-- Begin DATA TO USE --

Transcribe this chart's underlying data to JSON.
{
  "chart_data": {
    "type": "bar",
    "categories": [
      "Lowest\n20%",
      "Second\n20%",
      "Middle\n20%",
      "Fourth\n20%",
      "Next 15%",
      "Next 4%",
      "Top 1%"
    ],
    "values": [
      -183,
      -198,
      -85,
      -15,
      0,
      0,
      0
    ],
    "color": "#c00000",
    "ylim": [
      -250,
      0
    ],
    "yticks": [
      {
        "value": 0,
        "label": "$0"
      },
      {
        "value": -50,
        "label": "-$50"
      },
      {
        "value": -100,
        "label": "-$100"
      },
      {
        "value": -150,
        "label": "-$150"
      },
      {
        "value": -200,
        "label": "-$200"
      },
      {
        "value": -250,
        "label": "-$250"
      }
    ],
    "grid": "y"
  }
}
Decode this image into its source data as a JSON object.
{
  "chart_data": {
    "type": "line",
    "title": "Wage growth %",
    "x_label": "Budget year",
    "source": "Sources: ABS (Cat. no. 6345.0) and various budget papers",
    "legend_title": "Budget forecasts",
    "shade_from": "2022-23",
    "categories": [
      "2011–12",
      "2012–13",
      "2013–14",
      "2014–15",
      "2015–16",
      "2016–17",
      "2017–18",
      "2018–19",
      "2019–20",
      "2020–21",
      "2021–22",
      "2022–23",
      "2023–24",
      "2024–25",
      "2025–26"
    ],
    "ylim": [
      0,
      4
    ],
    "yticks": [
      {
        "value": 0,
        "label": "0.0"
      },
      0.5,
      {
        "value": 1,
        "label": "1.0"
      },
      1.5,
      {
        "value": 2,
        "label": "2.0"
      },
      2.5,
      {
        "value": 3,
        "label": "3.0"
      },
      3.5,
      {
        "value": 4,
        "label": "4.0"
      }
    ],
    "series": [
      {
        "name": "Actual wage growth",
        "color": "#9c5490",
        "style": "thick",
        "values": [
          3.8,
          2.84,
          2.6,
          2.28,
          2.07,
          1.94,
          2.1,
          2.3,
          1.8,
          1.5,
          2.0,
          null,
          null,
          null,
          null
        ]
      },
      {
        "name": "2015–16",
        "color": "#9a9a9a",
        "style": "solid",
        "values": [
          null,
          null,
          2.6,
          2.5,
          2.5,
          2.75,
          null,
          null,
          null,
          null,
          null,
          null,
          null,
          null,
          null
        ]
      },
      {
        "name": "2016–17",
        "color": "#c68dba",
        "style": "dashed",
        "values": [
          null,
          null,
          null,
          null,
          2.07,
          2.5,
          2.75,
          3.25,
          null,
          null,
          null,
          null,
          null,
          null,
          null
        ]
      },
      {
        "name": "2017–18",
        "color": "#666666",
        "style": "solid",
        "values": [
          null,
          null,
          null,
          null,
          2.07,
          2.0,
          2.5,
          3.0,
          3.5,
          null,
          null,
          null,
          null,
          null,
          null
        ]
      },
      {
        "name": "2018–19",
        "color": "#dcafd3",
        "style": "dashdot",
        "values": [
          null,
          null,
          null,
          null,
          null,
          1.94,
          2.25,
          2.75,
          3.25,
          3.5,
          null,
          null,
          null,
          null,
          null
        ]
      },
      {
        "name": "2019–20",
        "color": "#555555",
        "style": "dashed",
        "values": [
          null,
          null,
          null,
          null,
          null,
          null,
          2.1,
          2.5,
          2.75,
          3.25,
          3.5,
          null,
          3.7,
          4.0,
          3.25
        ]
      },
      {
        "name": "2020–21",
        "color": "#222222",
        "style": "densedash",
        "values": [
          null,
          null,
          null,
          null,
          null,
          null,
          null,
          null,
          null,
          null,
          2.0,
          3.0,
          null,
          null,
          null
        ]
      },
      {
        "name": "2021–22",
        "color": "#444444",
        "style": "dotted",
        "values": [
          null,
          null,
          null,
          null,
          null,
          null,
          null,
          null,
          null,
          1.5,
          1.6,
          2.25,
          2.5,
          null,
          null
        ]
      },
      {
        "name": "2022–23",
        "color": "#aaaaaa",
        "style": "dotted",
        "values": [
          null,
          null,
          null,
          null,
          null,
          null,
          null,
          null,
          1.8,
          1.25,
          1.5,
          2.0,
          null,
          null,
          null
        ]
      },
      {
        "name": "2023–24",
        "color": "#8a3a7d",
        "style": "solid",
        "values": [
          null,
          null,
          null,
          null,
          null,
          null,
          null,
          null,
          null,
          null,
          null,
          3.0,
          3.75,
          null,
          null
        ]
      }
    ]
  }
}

-- End DATA TO USE --

§ **STATED PROBLEM**: Transcribe the whole listing with nothing added or left out.

§ **FULL OUTPUT**:
Transcribe this chart's underlying data to JSON.
{
  "chart_data": {
    "type": "bar",
    "categories": [
      "Lowest\n20%",
      "Second\n20%",
      "Middle\n20%",
      "Fourth\n20%",
      "Next 15%",
      "Next 4%",
      "Top 1%"
    ],
    "values": [
      -183,
      -198,
      -85,
      -15,
      0,
      0,
      0
    ],
    "color": "#c00000",
    "ylim": [
      -250,
      0
    ],
    "yticks": [
      {
        "value": 0,
        "label": "$0"
      },
      {
        "value": -50,
        "label": "-$50"
      },
      {
        "value": -100,
        "label": "-$100"
      },
      {
        "value": -150,
        "label": "-$150"
      },
      {
        "value": -200,
        "label": "-$200"
      },
      {
        "value": -250,
        "label": "-$250"
      }
    ],
    "grid": "y"
  }
}
Decode this image into its source data as a JSON object.
{
  "chart_data": {
    "type": "line",
    "title": "Wage growth %",
    "x_label": "Budget year",
    "source": "Sources: ABS (Cat. no. 6345.0) and various budget papers",
    "legend_title": "Budget forecasts",
    "shade_from": "2022-23",
    "categories": [
      "2011–12",
      "2012–13",
      "2013–14",
      "2014–15",
      "2015–16",
      "2016–17",
      "2017–18",
      "2018–19",
      "2019–20",
      "2020–21",
      "2021–22",
      "2022–23",
      "2023–24",
      "2024–25",
      "2025–26"
    ],
    "ylim": [
      0,
      4
    ],
    "yticks": [
      {
        "value": 0,
        "label": "0.0"
      },
      0.5,
      {
        "value": 1,
        "label": "1.0"
      },
      1.5,
      {
        "value": 2,
        "label": "2.0"
      },
      2.5,
      {
        "value": 3,
        "label": "3.0"
      },
      3.5,
      {
        "value": 4,
        "label": "4.0"
      }
    ],
    "series": [
      {
        "name": "Actual wage growth",
        "color": "#9c5490",
        "style": "thick",
        "values": [
          3.8,
          2.84,
          2.6,
          2.28,
          2.07,
          1.94,
          2.1,
          2.3,
          1.8,
          1.5,
          2.0,
          null,
          null,
          null,
          null
        ]
      },
      {
        "name": "2015–16",
        "color": "#9a9a9a",
        "style": "solid",
        "values": [
          null,
          null,
          2.6,
          2.5,
          2.5,
          2.75,
          null,
          null,
          null,
          null,
          null,
          null,
          null,
          null,
          null
        ]
      },
      {
        "name": "2016–17",
        "color": "#c68dba",
        "style": "dashed",
        "values": [
          null,
          null,
          null,
          null,
          2.07,
          2.5,
          2.75,
          3.25,
          null,
          null,
          null,
          null,
          null,
          null,
          null
        ]
      },
      {
        "name": "2017–18",
        "color": "#666666",
        "style": "solid",
        "values": [
          null,
          null,
          null,
          null,
          2.07,
          2.0,
          2.5,
          3.0,
          3.5,
          null,
          null,
          null,
          null,
          null,
          null
        ]
      },
      {
        "name": "2018–19",
        "color": "#dcafd3",
        "style": "dashdot",
        "values": [
          null,
          null,
          null,
          null,
          null,
          1.94,
          2.25,
          2.75,
          3.25,
          3.5,
          null,
          null,
          null,
          null,
          null
        ]
      },
      {
        "name": "2019–20",
        "color": "#555555",
        "style": "dashed",
        "values": [
          null,
          null,
          null,
          null,
          null,
          null,
          2.1,
          2.5,
          2.75,
          3.25,
          3.5,
          null,
          3.7,
          4.0,
          3.25
        ]
      },
      {
        "name": "2020–21",
        "color": "#222222",
        "style": "densedash",
        "values": [
          null,
          null,
          null,
          null,
          null,
          null,
          null,
          null,
          null,
          null,
          2.0,
          3.0,
          null,
          null,
          null
        ]
      },
      {
        "name": "2021–22",
        "color": "#444444",
        "style": "dotted",
        "values": [
          null,
          null,
          null,
          null,
          null,
          null,
          null,
          null,
          null,
          1.5,
          1.6,
          2.25,
          2.5,
          null,
          null
        ]
      },
      {
        "name": "2022–23",
        "color": "#aaaaaa",
        "style": "dotted",
        "values": [
          null,
          null,
          null,
          null,
          null,
          null,
          null,
          null,
          1.8,
          1.25,
          1.5,
          2.0,
          null,
          null,
          null
        ]
      },
      {
        "name": "2023–24",
        "color": "#8a3a7d",
        "style": "solid",
        "values": [
          null,
          null,
          null,
          null,
          null,
          null,
          null,
          null,
          null,
          null,
          null,
          3.0,
          3.75,
          null,
          null
        ]
      }
    ]
  }
}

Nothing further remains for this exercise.